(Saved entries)
════

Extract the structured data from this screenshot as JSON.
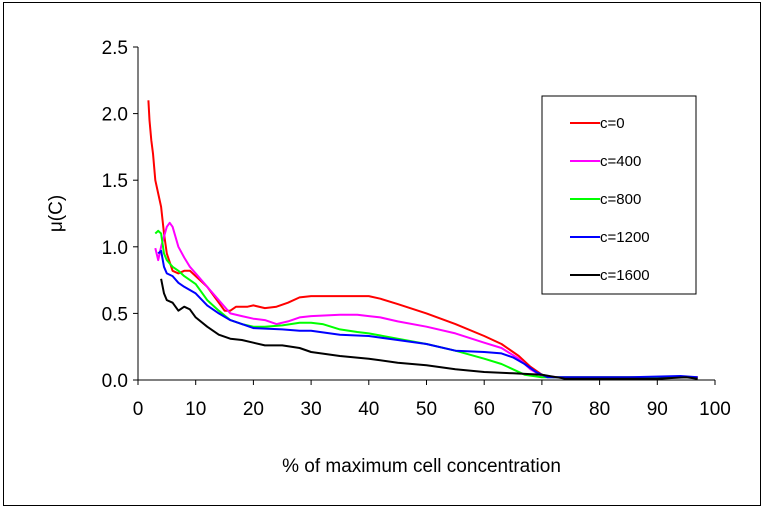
{
  "chart_data": {
    "type": "line",
    "title": "",
    "xlabel": "% of maximum cell concentration",
    "ylabel": "μ(C)",
    "xlim": [
      0,
      100
    ],
    "ylim": [
      0,
      2.5
    ],
    "xticks": [
      0,
      10,
      20,
      30,
      40,
      50,
      60,
      70,
      80,
      90,
      100
    ],
    "yticks": [
      0.0,
      0.5,
      1.0,
      1.5,
      2.0,
      2.5
    ],
    "xtick_labels": [
      "0",
      "10",
      "20",
      "30",
      "40",
      "50",
      "60",
      "70",
      "80",
      "90",
      "100"
    ],
    "ytick_labels": [
      "0.0",
      "0.5",
      "1.0",
      "1.5",
      "2.0",
      "2.5"
    ],
    "grid": false,
    "legend_position": "right",
    "series": [
      {
        "name": "c=0",
        "color": "#ff0000",
        "points": [
          [
            1.8,
            2.1
          ],
          [
            2.0,
            1.95
          ],
          [
            2.3,
            1.8
          ],
          [
            2.6,
            1.7
          ],
          [
            3.0,
            1.5
          ],
          [
            3.5,
            1.4
          ],
          [
            4.0,
            1.3
          ],
          [
            4.5,
            1.1
          ],
          [
            5.0,
            0.95
          ],
          [
            6.0,
            0.82
          ],
          [
            7.0,
            0.8
          ],
          [
            8.0,
            0.82
          ],
          [
            9.0,
            0.82
          ],
          [
            10,
            0.78
          ],
          [
            12,
            0.7
          ],
          [
            14,
            0.58
          ],
          [
            15,
            0.52
          ],
          [
            16,
            0.52
          ],
          [
            17,
            0.55
          ],
          [
            19,
            0.55
          ],
          [
            20,
            0.56
          ],
          [
            22,
            0.54
          ],
          [
            24,
            0.55
          ],
          [
            26,
            0.58
          ],
          [
            28,
            0.62
          ],
          [
            30,
            0.63
          ],
          [
            35,
            0.63
          ],
          [
            40,
            0.63
          ],
          [
            42,
            0.61
          ],
          [
            45,
            0.57
          ],
          [
            50,
            0.5
          ],
          [
            55,
            0.42
          ],
          [
            60,
            0.33
          ],
          [
            63,
            0.27
          ],
          [
            66,
            0.18
          ],
          [
            68,
            0.1
          ],
          [
            70,
            0.04
          ],
          [
            72,
            0.02
          ],
          [
            80,
            0.02
          ],
          [
            90,
            0.02
          ],
          [
            97,
            0.02
          ]
        ]
      },
      {
        "name": "c=400",
        "color": "#ff00ff",
        "points": [
          [
            3.0,
            0.99
          ],
          [
            3.5,
            0.9
          ],
          [
            4.0,
            1.0
          ],
          [
            5.0,
            1.15
          ],
          [
            5.5,
            1.18
          ],
          [
            6.0,
            1.15
          ],
          [
            7.0,
            1.0
          ],
          [
            8.0,
            0.92
          ],
          [
            9.0,
            0.85
          ],
          [
            10,
            0.8
          ],
          [
            12,
            0.7
          ],
          [
            14,
            0.6
          ],
          [
            16,
            0.5
          ],
          [
            18,
            0.48
          ],
          [
            20,
            0.46
          ],
          [
            22,
            0.45
          ],
          [
            24,
            0.42
          ],
          [
            26,
            0.44
          ],
          [
            28,
            0.47
          ],
          [
            30,
            0.48
          ],
          [
            35,
            0.49
          ],
          [
            38,
            0.49
          ],
          [
            40,
            0.48
          ],
          [
            42,
            0.47
          ],
          [
            45,
            0.44
          ],
          [
            50,
            0.4
          ],
          [
            55,
            0.35
          ],
          [
            60,
            0.28
          ],
          [
            63,
            0.24
          ],
          [
            66,
            0.16
          ],
          [
            68,
            0.08
          ],
          [
            70,
            0.03
          ],
          [
            73,
            0.02
          ],
          [
            80,
            0.02
          ],
          [
            90,
            0.02
          ],
          [
            96,
            0.02
          ]
        ]
      },
      {
        "name": "c=800",
        "color": "#00ff00",
        "points": [
          [
            3.0,
            1.1
          ],
          [
            3.5,
            1.12
          ],
          [
            4.0,
            1.1
          ],
          [
            4.5,
            0.95
          ],
          [
            5.0,
            0.9
          ],
          [
            6.0,
            0.85
          ],
          [
            7.0,
            0.82
          ],
          [
            8.0,
            0.78
          ],
          [
            10,
            0.72
          ],
          [
            12,
            0.6
          ],
          [
            14,
            0.52
          ],
          [
            16,
            0.45
          ],
          [
            18,
            0.42
          ],
          [
            20,
            0.4
          ],
          [
            22,
            0.4
          ],
          [
            25,
            0.41
          ],
          [
            28,
            0.43
          ],
          [
            30,
            0.43
          ],
          [
            32,
            0.42
          ],
          [
            35,
            0.38
          ],
          [
            38,
            0.36
          ],
          [
            40,
            0.35
          ],
          [
            45,
            0.31
          ],
          [
            50,
            0.27
          ],
          [
            55,
            0.22
          ],
          [
            60,
            0.16
          ],
          [
            63,
            0.12
          ],
          [
            65,
            0.08
          ],
          [
            67,
            0.04
          ],
          [
            70,
            0.02
          ],
          [
            75,
            0.02
          ],
          [
            85,
            0.02
          ],
          [
            96,
            0.02
          ]
        ]
      },
      {
        "name": "c=1200",
        "color": "#0000ff",
        "points": [
          [
            3.5,
            0.95
          ],
          [
            4.0,
            0.97
          ],
          [
            4.5,
            0.85
          ],
          [
            5.0,
            0.8
          ],
          [
            6.0,
            0.78
          ],
          [
            7.0,
            0.73
          ],
          [
            8.0,
            0.7
          ],
          [
            10,
            0.65
          ],
          [
            12,
            0.56
          ],
          [
            14,
            0.5
          ],
          [
            16,
            0.45
          ],
          [
            18,
            0.42
          ],
          [
            20,
            0.39
          ],
          [
            25,
            0.38
          ],
          [
            28,
            0.37
          ],
          [
            30,
            0.37
          ],
          [
            35,
            0.34
          ],
          [
            40,
            0.33
          ],
          [
            45,
            0.3
          ],
          [
            50,
            0.27
          ],
          [
            55,
            0.22
          ],
          [
            60,
            0.21
          ],
          [
            63,
            0.2
          ],
          [
            65,
            0.17
          ],
          [
            67,
            0.12
          ],
          [
            69,
            0.06
          ],
          [
            71,
            0.02
          ],
          [
            75,
            0.02
          ],
          [
            85,
            0.02
          ],
          [
            94,
            0.03
          ],
          [
            97,
            0.02
          ]
        ]
      },
      {
        "name": "c=1600",
        "color": "#000000",
        "points": [
          [
            4.0,
            0.76
          ],
          [
            4.5,
            0.65
          ],
          [
            5.0,
            0.6
          ],
          [
            6.0,
            0.58
          ],
          [
            7.0,
            0.52
          ],
          [
            8.0,
            0.55
          ],
          [
            9.0,
            0.53
          ],
          [
            10,
            0.47
          ],
          [
            12,
            0.4
          ],
          [
            14,
            0.34
          ],
          [
            16,
            0.31
          ],
          [
            18,
            0.3
          ],
          [
            20,
            0.28
          ],
          [
            22,
            0.26
          ],
          [
            25,
            0.26
          ],
          [
            28,
            0.24
          ],
          [
            30,
            0.21
          ],
          [
            35,
            0.18
          ],
          [
            40,
            0.16
          ],
          [
            45,
            0.13
          ],
          [
            50,
            0.11
          ],
          [
            55,
            0.08
          ],
          [
            60,
            0.06
          ],
          [
            65,
            0.05
          ],
          [
            70,
            0.04
          ],
          [
            74,
            0.01
          ],
          [
            80,
            0.01
          ],
          [
            90,
            0.01
          ],
          [
            95,
            0.02
          ],
          [
            97,
            0.01
          ]
        ]
      }
    ]
  }
}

════

Stated task:
Copy out every line of the material above that mentions the word "name".

Reply to the task:
        "name": "c=0",
        "name": "c=400",
        "name": "c=800",
        "name": "c=1200",
        "name": "c=1600",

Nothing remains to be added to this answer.